* **Document segment**:

::::

Certainly it’s not an accident. Our employees as well as the employees who came to us through the acquisition have spent a lot of time preparing for this day one of the acquisition since February of 2007, early when the deal was announced.
Certainly we are happy that all our hard work and effort paid off with a very successful transition so far. We look forward to continuing that success going forward.
As we look at things on an overall corporate basis, we are in excellent financial shape. Moving on to slide 17 here, we’ve got a great base upon which to continue adding value for our shareholders through additional growth in power plant construction and growth in our non-regulated side as well.
We have made a very conscious shift to increase the amount of utility earnings and cash flow and assets in our overall portfolio. They will help reduce our overall corporate risk profile, improve our credit metrics long-term, and allow us to really have a good foundation upon which to continue to grow.
Our capital structure currently is 46% debt to total capitalization. And as far as permanent financing for the Aquila acquisition goes, we don’t need to issue any additional common stock.
So there won’t be any added dilution for shareholders on the earnings side related to that. We do anticipate a long-term debt issuance probably late this year to retire our bridge acquisition facility.
On slide 18, we are proud of our 38 consecutive years of dividend increases and the fact that we’ve averaged 15% annual total shareholder return over the course of the last five years and hope we continue that well into the future as we continue to grow. On slide 19, I wanted to give you a sense of our long-term strategic plan and some real key goals that we have going forward that demonstrate the excellent growth opportunities that we have and also gives you a snapshot in our progress in executing on those opportunities.
Really is a great balance of opportunities between utility and non-regulated generation and generation construction, increased coal production to accompany the Wygen III plant, and then continuing to grow both our oil and gas and energy marketing businesses going forward. Finally, we’ve talked about issuing new earnings guidance.
Given the completion of these two largest transactions in our history, the Aquila deal and the IPP divestiture, we suspended our guidance in the second quarter and planned to issue new guidance for the remainder of 2008 and initial guidance for 2009, as well as hosting an additional investor conference call at that time around mid-September, within the next 30 days or so. Given the fact that we’ve had two mid-month closes for both of these transactions and obviously this quarter-end and a lot of other activity, really want the additional 30 days to make sure we can put forth some real good numbers, well thought out numbers for 2008 and 2009 in the way of guidance, and then also incorporate permanent financing plans into that guidance going forward.
With that, I’ll turn it over to Tony Cleberg to make a few remarks and then I will come back on and answer any questions you may have at that point. Tony?
Tony Cleberg
Thank you, Dave. Well, I’m excited about joining Black Hills for a number of reasons.
One reason is just the change in industry will really create both challenges and opportunities to excel. Another reason is the Aquila acquisition I look forward being part of the team that really levers this integration into a much stronger company.

::::

* **Data listing**:
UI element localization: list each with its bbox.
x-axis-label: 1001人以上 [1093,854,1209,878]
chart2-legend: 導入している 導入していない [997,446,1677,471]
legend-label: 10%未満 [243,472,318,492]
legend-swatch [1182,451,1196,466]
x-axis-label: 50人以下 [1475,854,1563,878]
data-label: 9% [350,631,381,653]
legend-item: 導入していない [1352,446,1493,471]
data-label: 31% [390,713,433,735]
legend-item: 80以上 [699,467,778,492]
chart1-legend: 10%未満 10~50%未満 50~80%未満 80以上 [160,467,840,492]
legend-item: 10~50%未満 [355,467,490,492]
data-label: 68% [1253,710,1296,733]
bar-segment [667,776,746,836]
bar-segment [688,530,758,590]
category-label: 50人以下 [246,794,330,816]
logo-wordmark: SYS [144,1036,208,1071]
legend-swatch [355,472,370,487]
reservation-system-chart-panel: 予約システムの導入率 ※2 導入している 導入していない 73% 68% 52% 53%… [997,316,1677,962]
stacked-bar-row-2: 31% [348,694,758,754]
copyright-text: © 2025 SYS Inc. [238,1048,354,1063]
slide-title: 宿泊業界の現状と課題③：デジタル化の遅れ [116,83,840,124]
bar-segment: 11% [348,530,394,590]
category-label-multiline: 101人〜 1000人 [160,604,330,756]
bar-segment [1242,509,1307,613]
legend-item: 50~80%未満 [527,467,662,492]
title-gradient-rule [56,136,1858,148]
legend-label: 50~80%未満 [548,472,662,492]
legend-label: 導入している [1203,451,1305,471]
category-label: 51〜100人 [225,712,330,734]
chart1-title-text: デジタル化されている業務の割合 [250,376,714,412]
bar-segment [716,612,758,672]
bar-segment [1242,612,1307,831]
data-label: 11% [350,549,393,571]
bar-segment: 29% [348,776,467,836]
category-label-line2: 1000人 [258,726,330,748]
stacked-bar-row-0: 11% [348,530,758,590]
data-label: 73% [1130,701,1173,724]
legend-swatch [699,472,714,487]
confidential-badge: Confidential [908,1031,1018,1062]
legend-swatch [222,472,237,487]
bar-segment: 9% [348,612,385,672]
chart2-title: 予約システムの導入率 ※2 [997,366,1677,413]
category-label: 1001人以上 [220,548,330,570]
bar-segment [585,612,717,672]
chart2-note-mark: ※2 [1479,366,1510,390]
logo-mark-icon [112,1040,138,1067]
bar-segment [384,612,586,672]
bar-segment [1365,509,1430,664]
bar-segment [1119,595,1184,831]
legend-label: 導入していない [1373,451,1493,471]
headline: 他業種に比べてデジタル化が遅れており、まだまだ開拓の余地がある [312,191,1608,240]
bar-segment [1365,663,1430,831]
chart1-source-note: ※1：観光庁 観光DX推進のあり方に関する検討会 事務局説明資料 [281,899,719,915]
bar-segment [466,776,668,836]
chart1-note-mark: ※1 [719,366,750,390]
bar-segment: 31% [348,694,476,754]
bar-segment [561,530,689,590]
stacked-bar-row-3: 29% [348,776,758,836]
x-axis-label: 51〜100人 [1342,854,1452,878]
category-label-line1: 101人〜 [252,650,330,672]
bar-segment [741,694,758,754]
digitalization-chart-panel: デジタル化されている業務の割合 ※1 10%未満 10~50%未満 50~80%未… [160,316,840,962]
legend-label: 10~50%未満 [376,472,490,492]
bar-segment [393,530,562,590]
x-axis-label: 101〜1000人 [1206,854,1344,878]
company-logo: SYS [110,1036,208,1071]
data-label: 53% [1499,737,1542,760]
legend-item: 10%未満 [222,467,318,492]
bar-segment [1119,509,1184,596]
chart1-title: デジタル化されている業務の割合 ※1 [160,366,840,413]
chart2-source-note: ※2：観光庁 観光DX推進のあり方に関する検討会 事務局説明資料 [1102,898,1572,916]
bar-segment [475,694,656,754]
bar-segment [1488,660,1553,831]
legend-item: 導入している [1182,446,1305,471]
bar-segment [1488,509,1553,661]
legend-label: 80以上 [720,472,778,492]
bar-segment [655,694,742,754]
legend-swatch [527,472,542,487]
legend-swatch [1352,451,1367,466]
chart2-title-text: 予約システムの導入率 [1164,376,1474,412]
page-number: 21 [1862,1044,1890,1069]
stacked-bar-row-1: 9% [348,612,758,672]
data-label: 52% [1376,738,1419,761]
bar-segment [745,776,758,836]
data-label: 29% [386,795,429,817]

::::

* **Exercise set**:
1. Using the call transcript, answer each of the following on its own line:
(a) Since what month and year have employees been preparing for day one of the acquisition?
(b) What is the current ratio of debt to total capitalization?
(c) For how many consecutive years have dividends been increased?
2. Reproduce the call transcript word for word, starting with "Certainly we are" and going on through "success going forward.".

* **Outputs**:
1.
(a) February of 2007
(b) 46%
(c) 38 years

2.
Certainly we are happy that all our hard work and effort paid off with a very successful transition so far. We look forward to continuing that success going forward.